▶ WRITTEN EXERCISE: Pull out every line below that contains the word "title".

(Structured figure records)
--- --- ---
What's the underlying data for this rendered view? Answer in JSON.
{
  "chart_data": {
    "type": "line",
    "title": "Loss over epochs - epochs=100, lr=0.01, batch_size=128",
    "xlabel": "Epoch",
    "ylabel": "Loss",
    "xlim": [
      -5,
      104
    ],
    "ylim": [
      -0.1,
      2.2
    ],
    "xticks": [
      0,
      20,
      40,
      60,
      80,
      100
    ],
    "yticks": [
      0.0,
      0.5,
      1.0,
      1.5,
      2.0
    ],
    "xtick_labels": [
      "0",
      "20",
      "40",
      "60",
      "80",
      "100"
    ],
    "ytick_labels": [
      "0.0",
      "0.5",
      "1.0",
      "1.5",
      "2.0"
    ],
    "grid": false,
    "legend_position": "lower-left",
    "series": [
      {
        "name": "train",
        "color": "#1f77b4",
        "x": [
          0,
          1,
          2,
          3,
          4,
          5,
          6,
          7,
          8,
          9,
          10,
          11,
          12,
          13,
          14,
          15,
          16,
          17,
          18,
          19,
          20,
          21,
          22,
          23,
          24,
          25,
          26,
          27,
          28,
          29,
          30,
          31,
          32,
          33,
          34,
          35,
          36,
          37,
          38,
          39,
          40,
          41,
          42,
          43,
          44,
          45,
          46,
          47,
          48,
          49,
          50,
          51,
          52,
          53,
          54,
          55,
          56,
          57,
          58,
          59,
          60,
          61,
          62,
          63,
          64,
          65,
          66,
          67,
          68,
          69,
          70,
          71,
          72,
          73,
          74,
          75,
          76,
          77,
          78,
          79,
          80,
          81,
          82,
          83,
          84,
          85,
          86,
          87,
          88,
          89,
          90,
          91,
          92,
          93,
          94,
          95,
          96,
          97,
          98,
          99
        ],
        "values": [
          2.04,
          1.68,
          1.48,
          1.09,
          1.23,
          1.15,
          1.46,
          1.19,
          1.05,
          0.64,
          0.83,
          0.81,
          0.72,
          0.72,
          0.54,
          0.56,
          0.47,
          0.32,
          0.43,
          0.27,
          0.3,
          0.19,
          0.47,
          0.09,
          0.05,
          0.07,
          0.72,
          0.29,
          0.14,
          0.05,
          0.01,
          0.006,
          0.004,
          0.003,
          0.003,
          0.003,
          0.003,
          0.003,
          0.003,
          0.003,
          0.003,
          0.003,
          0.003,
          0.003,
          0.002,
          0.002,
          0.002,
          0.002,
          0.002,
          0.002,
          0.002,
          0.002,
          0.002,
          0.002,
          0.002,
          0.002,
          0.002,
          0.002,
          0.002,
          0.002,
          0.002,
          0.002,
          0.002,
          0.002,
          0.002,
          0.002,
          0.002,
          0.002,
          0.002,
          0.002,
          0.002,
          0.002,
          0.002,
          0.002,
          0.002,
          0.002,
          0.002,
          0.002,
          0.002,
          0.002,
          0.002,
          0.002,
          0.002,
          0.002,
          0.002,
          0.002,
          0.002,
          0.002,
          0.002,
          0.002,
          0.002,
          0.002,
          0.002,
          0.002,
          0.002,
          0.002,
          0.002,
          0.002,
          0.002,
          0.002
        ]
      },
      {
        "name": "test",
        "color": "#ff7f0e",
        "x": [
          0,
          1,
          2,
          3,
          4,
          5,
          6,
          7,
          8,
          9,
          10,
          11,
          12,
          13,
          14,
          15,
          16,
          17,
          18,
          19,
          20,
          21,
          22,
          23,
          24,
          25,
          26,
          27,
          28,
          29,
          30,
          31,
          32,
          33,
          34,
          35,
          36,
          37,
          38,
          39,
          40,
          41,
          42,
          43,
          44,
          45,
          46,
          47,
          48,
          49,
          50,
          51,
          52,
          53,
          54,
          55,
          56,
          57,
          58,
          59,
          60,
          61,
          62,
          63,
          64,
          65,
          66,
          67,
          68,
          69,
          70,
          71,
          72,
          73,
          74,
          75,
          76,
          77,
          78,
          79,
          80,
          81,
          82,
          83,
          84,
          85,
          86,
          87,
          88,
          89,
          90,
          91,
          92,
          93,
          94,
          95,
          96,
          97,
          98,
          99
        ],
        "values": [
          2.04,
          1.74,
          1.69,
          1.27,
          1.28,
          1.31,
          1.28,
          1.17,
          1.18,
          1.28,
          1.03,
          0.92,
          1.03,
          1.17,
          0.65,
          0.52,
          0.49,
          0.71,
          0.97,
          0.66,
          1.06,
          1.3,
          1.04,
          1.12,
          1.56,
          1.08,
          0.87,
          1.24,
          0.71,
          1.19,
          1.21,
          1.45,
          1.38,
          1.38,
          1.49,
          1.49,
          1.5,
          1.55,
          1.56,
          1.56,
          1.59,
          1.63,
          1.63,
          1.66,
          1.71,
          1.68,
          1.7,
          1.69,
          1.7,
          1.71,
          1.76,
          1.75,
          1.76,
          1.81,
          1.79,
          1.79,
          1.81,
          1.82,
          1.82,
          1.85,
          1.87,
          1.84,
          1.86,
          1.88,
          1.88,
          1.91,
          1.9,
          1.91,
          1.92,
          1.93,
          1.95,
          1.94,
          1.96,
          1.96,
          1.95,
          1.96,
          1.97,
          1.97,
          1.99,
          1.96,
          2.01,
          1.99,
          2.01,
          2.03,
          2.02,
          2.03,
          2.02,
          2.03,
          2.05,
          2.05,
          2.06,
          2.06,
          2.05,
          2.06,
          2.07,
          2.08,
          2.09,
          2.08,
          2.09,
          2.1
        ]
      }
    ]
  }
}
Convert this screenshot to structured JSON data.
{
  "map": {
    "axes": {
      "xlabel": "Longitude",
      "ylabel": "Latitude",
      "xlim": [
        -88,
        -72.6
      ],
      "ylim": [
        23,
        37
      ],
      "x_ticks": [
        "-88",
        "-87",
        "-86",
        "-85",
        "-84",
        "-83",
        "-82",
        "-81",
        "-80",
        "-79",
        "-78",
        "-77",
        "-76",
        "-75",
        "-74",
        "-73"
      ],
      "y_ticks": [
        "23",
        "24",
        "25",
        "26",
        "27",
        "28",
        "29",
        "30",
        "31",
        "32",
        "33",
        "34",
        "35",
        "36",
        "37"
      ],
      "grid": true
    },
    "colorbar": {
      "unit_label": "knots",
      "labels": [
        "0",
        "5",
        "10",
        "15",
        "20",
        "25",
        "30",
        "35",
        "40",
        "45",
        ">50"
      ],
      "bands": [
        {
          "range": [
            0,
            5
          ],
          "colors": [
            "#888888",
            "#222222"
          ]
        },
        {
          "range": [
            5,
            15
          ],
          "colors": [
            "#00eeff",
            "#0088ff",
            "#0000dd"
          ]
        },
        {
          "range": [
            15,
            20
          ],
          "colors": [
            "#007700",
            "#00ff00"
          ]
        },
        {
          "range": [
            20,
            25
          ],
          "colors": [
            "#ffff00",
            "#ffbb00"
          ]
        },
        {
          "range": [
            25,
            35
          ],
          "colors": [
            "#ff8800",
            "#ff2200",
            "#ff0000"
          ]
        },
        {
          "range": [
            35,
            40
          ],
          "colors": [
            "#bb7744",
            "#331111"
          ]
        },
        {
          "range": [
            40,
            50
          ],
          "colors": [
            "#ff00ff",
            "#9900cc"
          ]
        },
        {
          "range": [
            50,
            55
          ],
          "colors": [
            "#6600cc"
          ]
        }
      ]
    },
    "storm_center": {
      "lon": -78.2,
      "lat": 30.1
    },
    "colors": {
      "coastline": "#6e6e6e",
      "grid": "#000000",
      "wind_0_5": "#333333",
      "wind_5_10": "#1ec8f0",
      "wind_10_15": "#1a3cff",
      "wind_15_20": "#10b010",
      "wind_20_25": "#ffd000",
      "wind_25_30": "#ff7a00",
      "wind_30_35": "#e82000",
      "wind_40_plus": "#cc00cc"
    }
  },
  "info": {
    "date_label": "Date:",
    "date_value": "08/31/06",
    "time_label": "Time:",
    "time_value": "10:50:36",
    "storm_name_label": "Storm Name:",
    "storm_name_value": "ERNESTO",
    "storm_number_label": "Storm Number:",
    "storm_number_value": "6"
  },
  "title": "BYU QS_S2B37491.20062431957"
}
--- --- ---
▶ TASK RESULT:
    "title": "Loss over epochs - epochs=100, lr=0.01, batch_size=128",
  "title": "BYU QS_S2B37491.20062431957"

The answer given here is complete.